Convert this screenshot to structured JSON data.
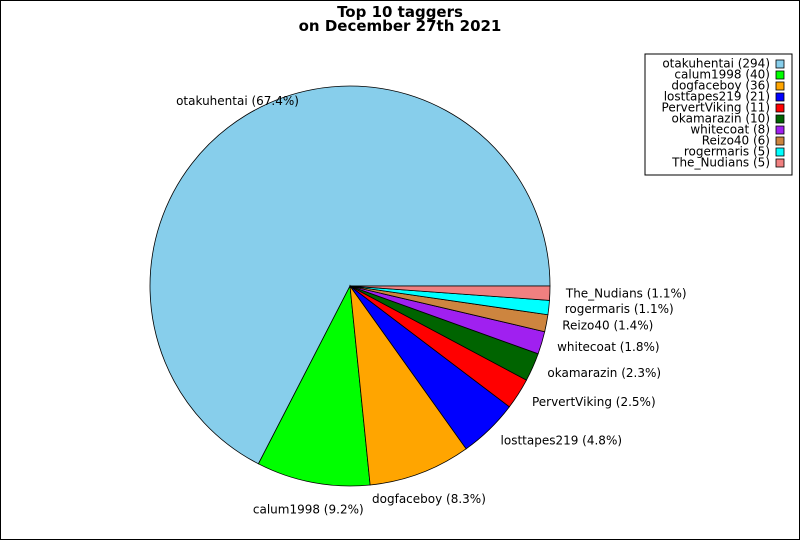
{
  "chart_data": {
    "type": "pie",
    "title": "Top 10 taggers",
    "subtitle": "on December 27th 2021",
    "slices": [
      {
        "name": "otakuhentai",
        "value": 294,
        "percent_label": "otakuhentai (67.4%)",
        "legend_label": "otakuhentai (294)",
        "color": "#87ceeb"
      },
      {
        "name": "calum1998",
        "value": 40,
        "percent_label": "calum1998 (9.2%)",
        "legend_label": "calum1998 (40)",
        "color": "#00ff00"
      },
      {
        "name": "dogfaceboy",
        "value": 36,
        "percent_label": "dogfaceboy (8.3%)",
        "legend_label": "dogfaceboy (36)",
        "color": "#ffa500"
      },
      {
        "name": "losttapes219",
        "value": 21,
        "percent_label": "losttapes219 (4.8%)",
        "legend_label": "losttapes219 (21)",
        "color": "#0000ff"
      },
      {
        "name": "PervertViking",
        "value": 11,
        "percent_label": "PervertViking (2.5%)",
        "legend_label": "PervertViking (11)",
        "color": "#ff0000"
      },
      {
        "name": "okamarazin",
        "value": 10,
        "percent_label": "okamarazin (2.3%)",
        "legend_label": "okamarazin (10)",
        "color": "#006400"
      },
      {
        "name": "whitecoat",
        "value": 8,
        "percent_label": "whitecoat (1.8%)",
        "legend_label": "whitecoat (8)",
        "color": "#a020f0"
      },
      {
        "name": "Reizo40",
        "value": 6,
        "percent_label": "Reizo40 (1.4%)",
        "legend_label": "Reizo40 (6)",
        "color": "#cd853f"
      },
      {
        "name": "rogermaris",
        "value": 5,
        "percent_label": "rogermaris (1.1%)",
        "legend_label": "rogermaris (5)",
        "color": "#00ffff"
      },
      {
        "name": "The_Nudians",
        "value": 5,
        "percent_label": "The_Nudians (1.1%)",
        "legend_label": "The_Nudians (5)",
        "color": "#f08080"
      }
    ],
    "start_angle": "3 o'clock",
    "direction": "counterclockwise",
    "legend_position": "top-right"
  }
}
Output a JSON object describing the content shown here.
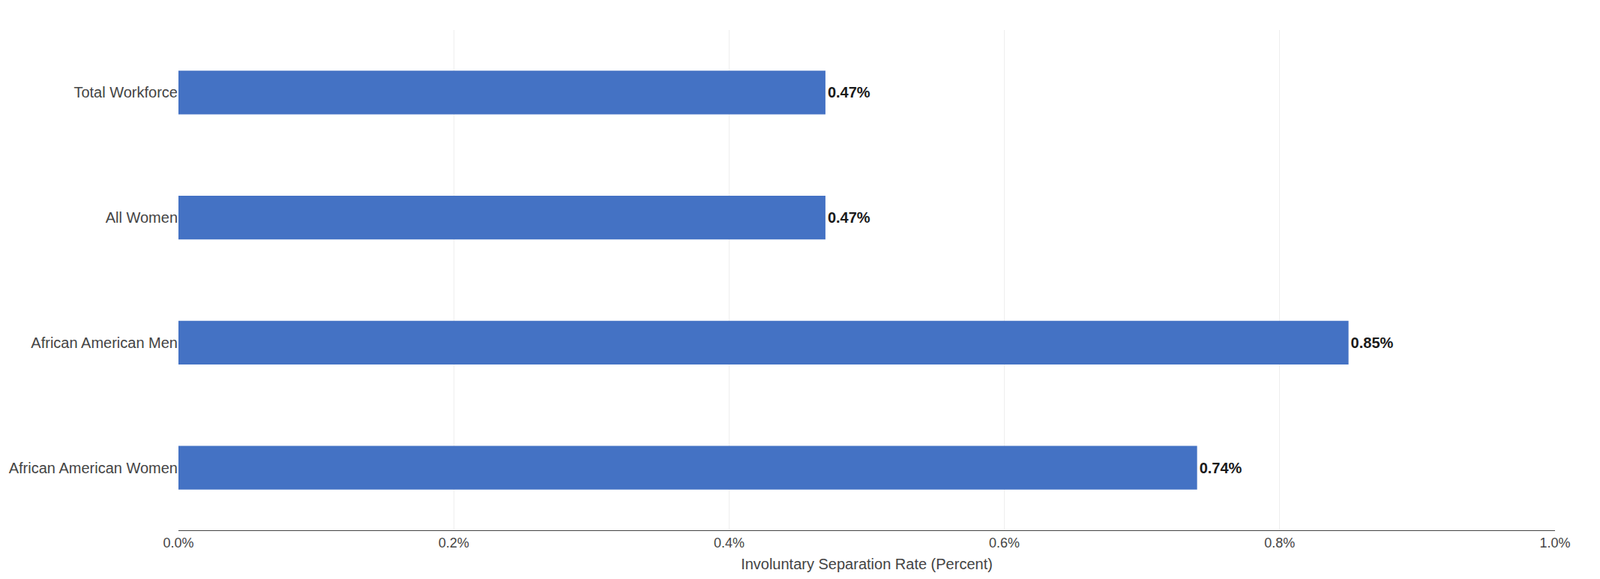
{
  "chart_data": {
    "type": "bar",
    "orientation": "horizontal",
    "categories": [
      "African American Women",
      "African American Men",
      "All Women",
      "Total Workforce"
    ],
    "values": [
      0.0074,
      0.0085,
      0.0047,
      0.0047
    ],
    "value_labels": [
      "0.74%",
      "0.85%",
      "0.47%",
      "0.47%"
    ],
    "data_labels": true,
    "color": "#4472C4",
    "xlabel": "Involuntary Separation Rate (Percent)",
    "xlim": [
      0,
      0.01
    ],
    "xticks": [
      {
        "value": 0.0,
        "label": "0.0%"
      },
      {
        "value": 0.002,
        "label": "0.2%"
      },
      {
        "value": 0.004,
        "label": "0.4%"
      },
      {
        "value": 0.006,
        "label": "0.6%"
      },
      {
        "value": 0.008,
        "label": "0.8%"
      },
      {
        "value": 0.01,
        "label": "1.0%"
      }
    ],
    "grid": true
  }
}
************
* **INSTRUCTIONS FOR THE TASK**: Beginning with the line that contains "Output a JSON", repeat every remaining line of the data exactly, the last line included, and omit pictures.

* **EXPECTED ANSWER**:
Output a JSON object describing the content shown here.
{
  "chart_data": {
    "type": "bar",
    "orientation": "horizontal",
    "categories": [
      "African American Women",
      "African American Men",
      "All Women",
      "Total Workforce"
    ],
    "values": [
      0.0074,
      0.0085,
      0.0047,
      0.0047
    ],
    "value_labels": [
      "0.74%",
      "0.85%",
      "0.47%",
      "0.47%"
    ],
    "data_labels": true,
    "color": "#4472C4",
    "xlabel": "Involuntary Separation Rate (Percent)",
    "xlim": [
      0,
      0.01
    ],
    "xticks": [
      {
        "value": 0.0,
        "label": "0.0%"
      },
      {
        "value": 0.002,
        "label": "0.2%"
      },
      {
        "value": 0.004,
        "label": "0.4%"
      },
      {
        "value": 0.006,
        "label": "0.6%"
      },
      {
        "value": 0.008,
        "label": "0.8%"
      },
      {
        "value": 0.01,
        "label": "1.0%"
      }
    ],
    "grid": true
  }
}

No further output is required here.